• [Objective] Print out each record below, unaltered and complete, without its images.

Dataset listings of figures:
================================
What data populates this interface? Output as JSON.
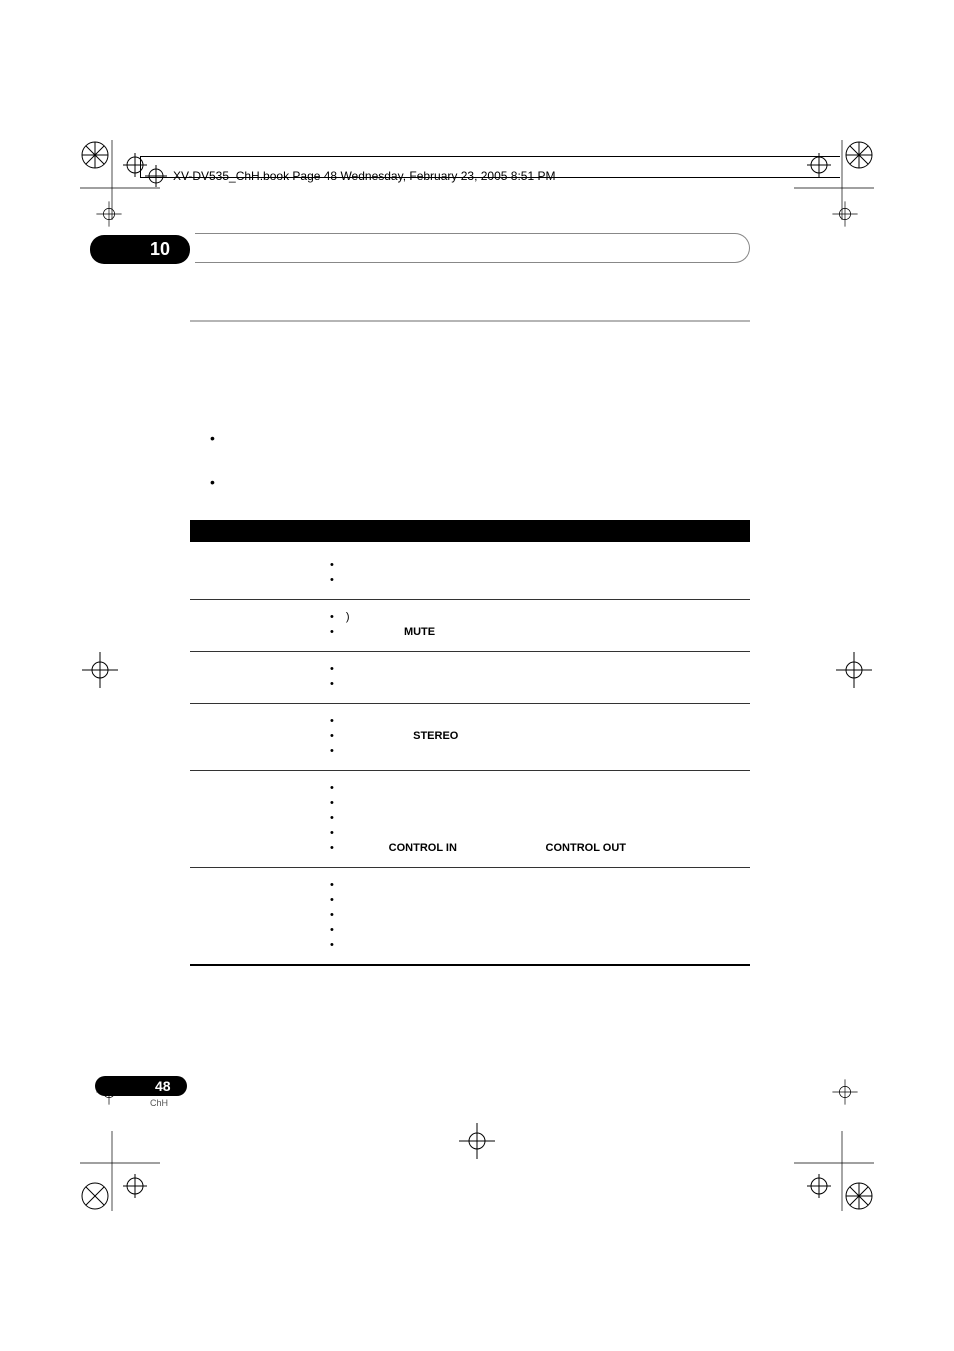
{
  "header": {
    "text": "XV-DV535_ChH.book  Page 48  Wednesday, February 23, 2005  8:51 PM"
  },
  "chapter": {
    "number": "10"
  },
  "bullets": {
    "b1": " ",
    "b2": " "
  },
  "table": {
    "rows": [
      {
        "items": [
          " ",
          " "
        ]
      },
      {
        "items": [
          "                                )",
          {
            "bold": "MUTE",
            "pre": "                   "
          }
        ]
      },
      {
        "items": [
          " ",
          " "
        ]
      },
      {
        "items": [
          " ",
          {
            "bold": "STEREO",
            "pre": "                      "
          },
          " "
        ]
      },
      {
        "items": [
          " ",
          " ",
          " ",
          " ",
          {
            "bold_pair": [
              "CONTROL IN",
              "CONTROL OUT"
            ],
            "pre": "              ",
            "gap": "                             "
          }
        ]
      },
      {
        "items": [
          " ",
          " ",
          " ",
          " ",
          " "
        ]
      }
    ]
  },
  "footer": {
    "page": "48",
    "sub": "ChH"
  },
  "colors": {
    "black": "#000000",
    "grey_rule": "#b5b5b5"
  }
}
================================
• [Full response]
What data populates this interface? Output as JSON.
{
  "header": {
    "text": "XV-DV535_ChH.book  Page 48  Wednesday, February 23, 2005  8:51 PM"
  },
  "chapter": {
    "number": "10"
  },
  "bullets": {
    "b1": " ",
    "b2": " "
  },
  "table": {
    "rows": [
      {
        "items": [
          " ",
          " "
        ]
      },
      {
        "items": [
          "                                )",
          {
            "bold": "MUTE",
            "pre": "                   "
          }
        ]
      },
      {
        "items": [
          " ",
          " "
        ]
      },
      {
        "items": [
          " ",
          {
            "bold": "STEREO",
            "pre": "                      "
          },
          " "
        ]
      },
      {
        "items": [
          " ",
          " ",
          " ",
          " ",
          {
            "bold_pair": [
              "CONTROL IN",
              "CONTROL OUT"
            ],
            "pre": "              ",
            "gap": "                             "
          }
        ]
      },
      {
        "items": [
          " ",
          " ",
          " ",
          " ",
          " "
        ]
      }
    ]
  },
  "footer": {
    "page": "48",
    "sub": "ChH"
  },
  "colors": {
    "black": "#000000",
    "grey_rule": "#b5b5b5"
  }
}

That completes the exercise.